▶ **TASK STATEMENT**
In the items below, begin at the line that has "footer-registration-label: REGISTRO PARA" and stop after the line that has "map-pin-icon [152, 1315, 182, 1351]". Arrange those lines as a numbered list and leave out any blank lines.

▶ **PROVIDED MATERIAL**

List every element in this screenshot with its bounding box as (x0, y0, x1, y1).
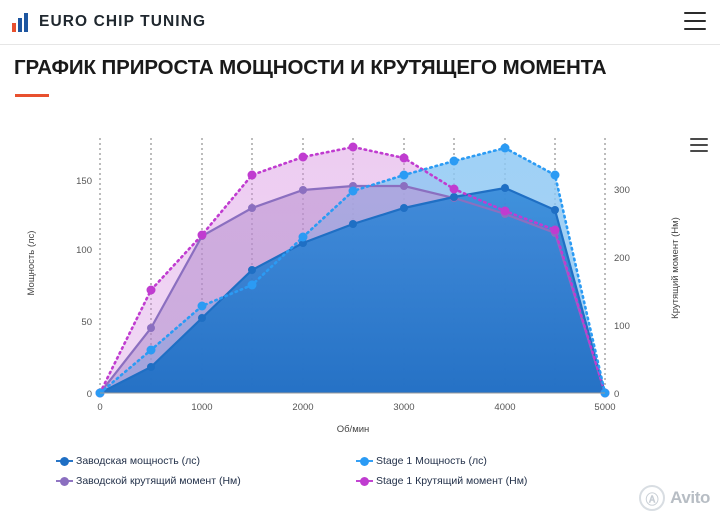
svg-text:300: 300 (614, 185, 630, 196)
avito-mark-icon: Ⓐ (639, 485, 665, 511)
brand-name: EURO CHIP TUNING (39, 13, 206, 31)
legend-label: Заводской крутящий момент (Нм) (76, 475, 241, 487)
y-axis-left-ticks: 0 50 100 150 (76, 176, 92, 400)
page-root: EURO CHIP TUNING ГРАФИК ПРИРОСТА МОЩНОСТ… (0, 0, 720, 517)
svg-text:0: 0 (87, 389, 92, 400)
page-title: ГРАФИК ПРИРОСТА МОЩНОСТИ И КРУТЯЩЕГО МОМ… (14, 56, 704, 80)
x-axis-ticks: 0 1000 2000 3000 4000 5000 (97, 402, 615, 413)
title-underline (15, 94, 49, 97)
legend-item-stage1-power[interactable]: Stage 1 Мощность (лс) (360, 455, 660, 467)
avito-watermark: Ⓐ Avito (639, 485, 710, 511)
chart-container: 0 50 100 150 0 100 200 300 0 1000 2000 3… (0, 108, 720, 468)
y-axis-left-title: Мощность (лс) (26, 231, 37, 296)
legend-label: Заводская мощность (лс) (76, 455, 200, 467)
svg-text:0: 0 (97, 402, 102, 413)
legend-item-stage1-torque[interactable]: Stage 1 Крутящий момент (Нм) (360, 475, 660, 487)
svg-text:150: 150 (76, 176, 92, 187)
svg-text:0: 0 (614, 389, 619, 400)
chart-legend: Заводская мощность (лс) Stage 1 Мощность… (60, 455, 670, 487)
svg-text:4000: 4000 (494, 402, 515, 413)
legend-swatch-icon (60, 457, 69, 466)
legend-item-stock-torque[interactable]: Заводской крутящий момент (Нм) (60, 475, 360, 487)
svg-text:100: 100 (614, 321, 630, 332)
site-header: EURO CHIP TUNING (0, 0, 720, 45)
y-axis-right-title: Крутящий момент (Нм) (670, 217, 681, 319)
power-torque-chart: 0 50 100 150 0 100 200 300 0 1000 2000 3… (0, 108, 720, 468)
legend-item-stock-power[interactable]: Заводская мощность (лс) (60, 455, 360, 467)
logo-bars-icon (12, 12, 30, 32)
y-axis-right-ticks: 0 100 200 300 (614, 185, 630, 400)
legend-swatch-icon (360, 477, 369, 486)
svg-text:200: 200 (614, 253, 630, 264)
svg-text:3000: 3000 (393, 402, 414, 413)
svg-text:100: 100 (76, 245, 92, 256)
legend-label: Stage 1 Мощность (лс) (376, 455, 487, 467)
logo[interactable]: EURO CHIP TUNING (12, 12, 206, 32)
legend-label: Stage 1 Крутящий момент (Нм) (376, 475, 527, 487)
x-axis-title: Об/мин (337, 424, 370, 435)
avito-watermark-text: Avito (670, 488, 710, 508)
legend-swatch-icon (360, 457, 369, 466)
hamburger-icon[interactable] (684, 12, 706, 30)
svg-text:1000: 1000 (191, 402, 212, 413)
svg-text:2000: 2000 (292, 402, 313, 413)
svg-text:50: 50 (81, 317, 92, 328)
legend-swatch-icon (60, 477, 69, 486)
svg-text:5000: 5000 (594, 402, 615, 413)
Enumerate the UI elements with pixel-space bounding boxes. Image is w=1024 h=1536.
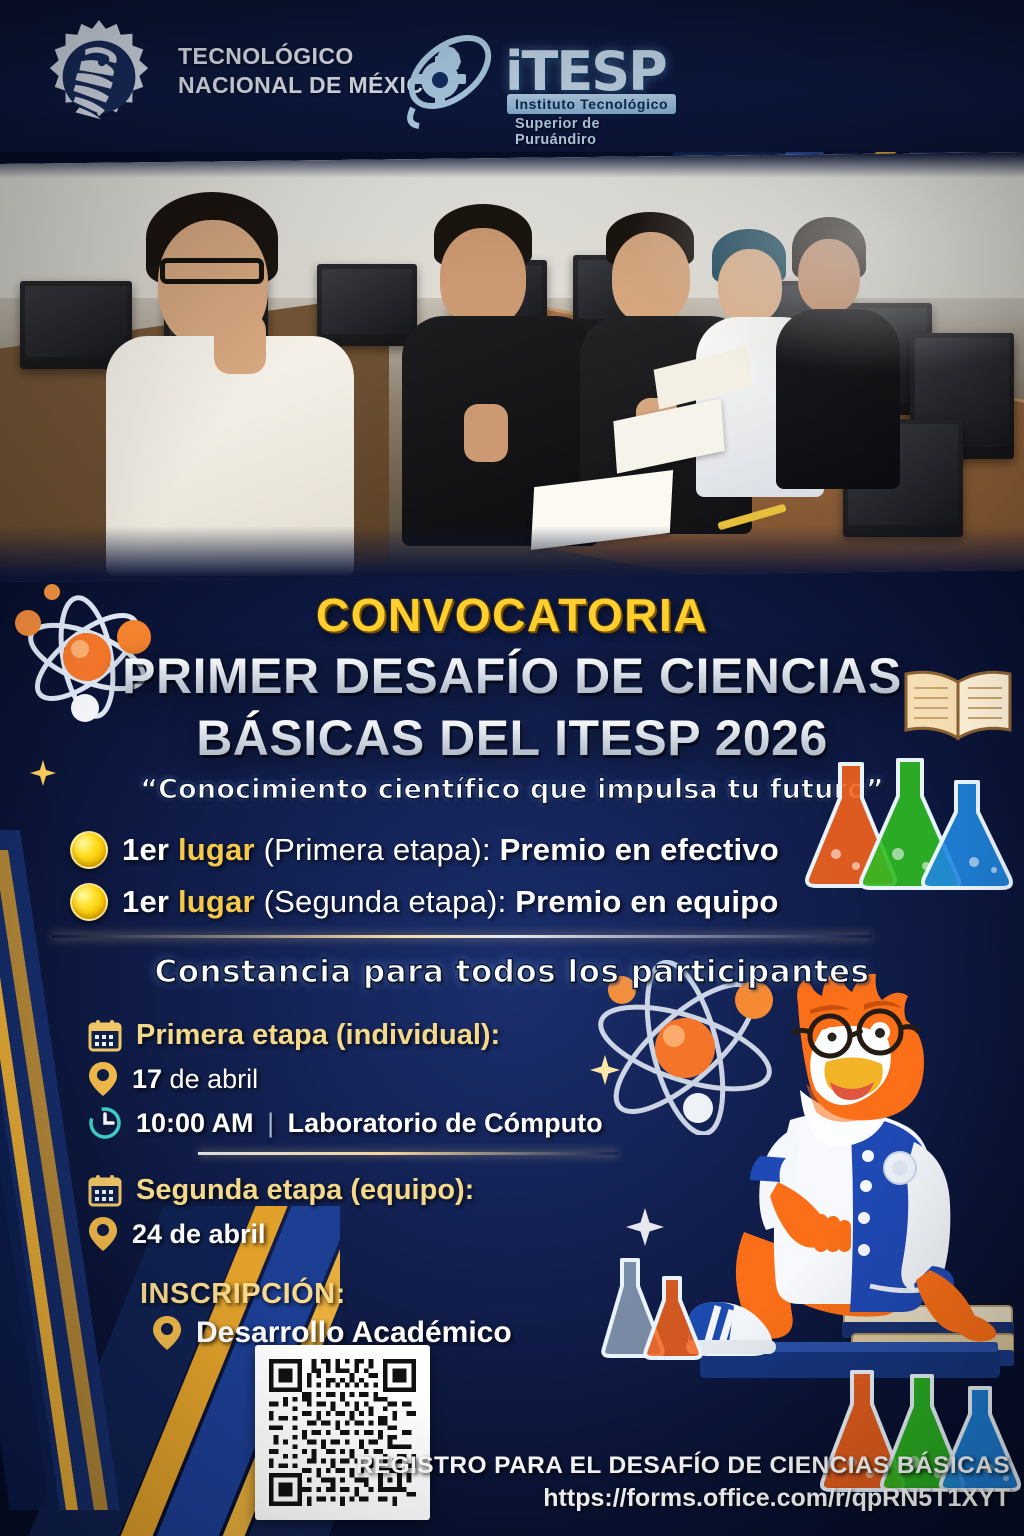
footer-registration-label: REGISTRO PARA EL DESAFÍO DE CIENCIAS BÁS… [356, 1452, 1010, 1480]
student-1 [102, 186, 352, 582]
stage-2-date-row: 24 de abril [88, 1216, 1024, 1252]
slogan: “Conocimiento científico que impulsa tu … [0, 774, 1024, 805]
map-pin-icon [152, 1315, 182, 1351]
itesp-logo: iTESP Instituto Tecnológico Superior de … [395, 14, 685, 142]
main-title-line-1: PRIMER DESAFÍO DE CIENCIAS [0, 648, 1024, 704]
divider-1 [52, 935, 872, 938]
itesp-subtitle-1: Instituto Tecnológico [507, 94, 676, 114]
gold-coin-icon [70, 883, 108, 921]
prize-item-1: 1er lugar (Primera etapa): Premio en efe… [70, 831, 1024, 869]
prize-text-2: 1er lugar (Segunda etapa): Premio en equ… [122, 884, 779, 920]
poster-root: TECNOLÓGICO NACIONAL DE MÉXICO® [0, 0, 1024, 1536]
stage-2-heading-row: Segunda etapa (equipo): [88, 1173, 1024, 1207]
stage-1-time-row: 10:00 AM | Laboratorio de Cómputo [88, 1106, 1024, 1140]
stage-2-heading: Segunda etapa (equipo): [136, 1174, 474, 1207]
tecnm-logo-icon [40, 18, 158, 136]
map-pin-icon [88, 1061, 118, 1097]
stage-1-date: 17 de abril [132, 1064, 258, 1095]
prize-text-1: 1er lugar (Primera etapa): Premio en efe… [122, 832, 779, 868]
schedule-block: Primera etapa (individual): 17 de abril … [0, 1018, 1024, 1252]
certificate-note: Constancia para todos los participantes [0, 954, 1024, 990]
itesp-rocket-gear-icon [395, 22, 505, 130]
stage-1-heading-row: Primera etapa (individual): [88, 1018, 1024, 1052]
stage-2-date: 24 de abril [132, 1219, 266, 1250]
prize-item-2: 1er lugar (Segunda etapa): Premio en equ… [70, 883, 1024, 921]
clock-icon [88, 1106, 122, 1140]
kicker-title: CONVOCATORIA [0, 588, 1024, 642]
map-pin-icon [88, 1216, 118, 1252]
gold-coin-icon [70, 831, 108, 869]
stage-1-heading: Primera etapa (individual): [136, 1019, 500, 1052]
calendar-icon [88, 1173, 122, 1207]
stage-1-time: 10:00 AM | Laboratorio de Cómputo [136, 1108, 603, 1139]
poster-body: CONVOCATORIA PRIMER DESAFÍO DE CIENCIAS … [0, 560, 1024, 1351]
calendar-icon [88, 1018, 122, 1052]
main-title-line-2: BÁSICAS DEL ITESP 2026 [0, 710, 1024, 766]
registration-label: INSCRIPCIÓN: [140, 1278, 1024, 1311]
stage-1-date-row: 17 de abril [88, 1061, 1024, 1097]
footer-block: REGISTRO PARA EL DESAFÍO DE CIENCIAS BÁS… [356, 1452, 1010, 1513]
footer-registration-url[interactable]: https://forms.office.com/r/qpRN5T1XYT [356, 1484, 1010, 1513]
poster-header: TECNOLÓGICO NACIONAL DE MÉXICO® [0, 0, 1024, 152]
computer-lab-scene [0, 152, 1024, 582]
divider-2 [198, 1152, 618, 1155]
students-lab-photo [0, 152, 1024, 582]
prizes-list: 1er lugar (Primera etapa): Premio en efe… [0, 831, 1024, 921]
itesp-subtitle-2: Superior de Puruándiro [515, 116, 685, 148]
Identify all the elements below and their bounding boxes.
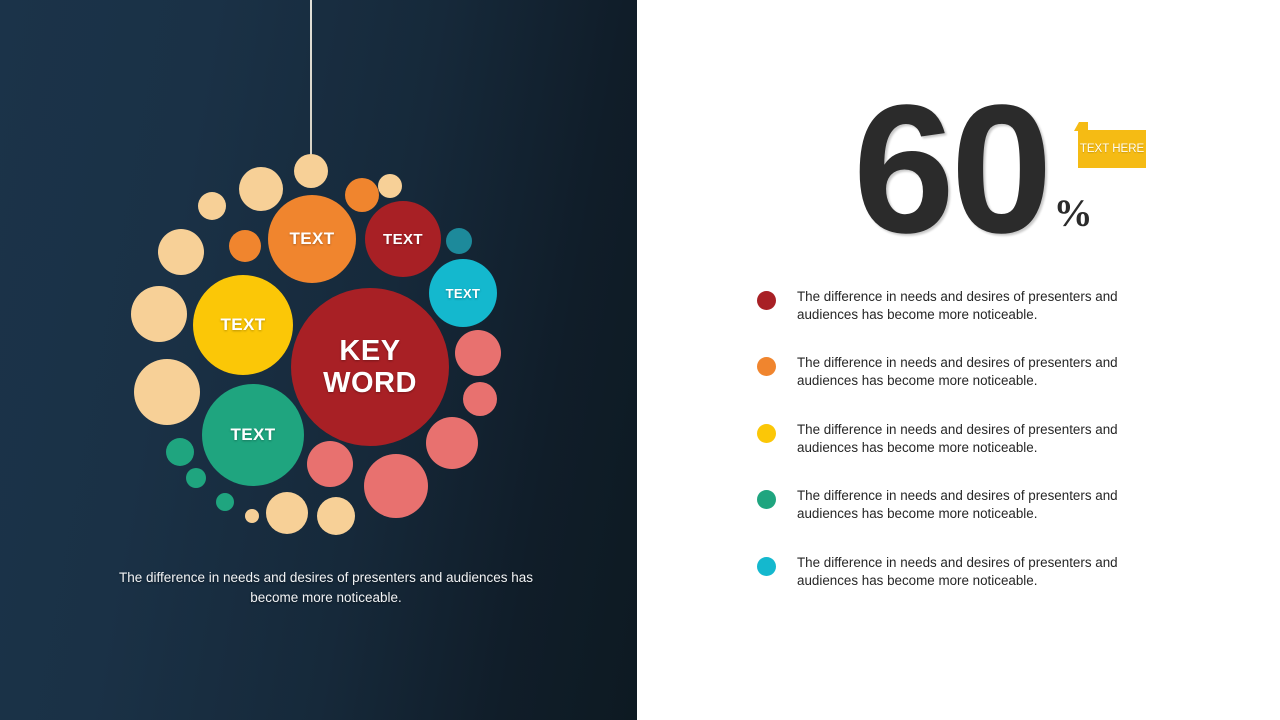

▶ **RESULT**
1. footer-registration-label: REGISTRO PARA EL DESAFÍO DE CIENCIAS BÁS… [356, 1452, 1010, 1480]
2. student-1 [102, 186, 352, 582]
3. stage-2-date-row: 24 de abril [88, 1216, 1024, 1252]
4. slogan: “Conocimiento científico que impulsa tu … [0, 774, 1024, 805]
5. map-pin-icon [152, 1315, 182, 1351]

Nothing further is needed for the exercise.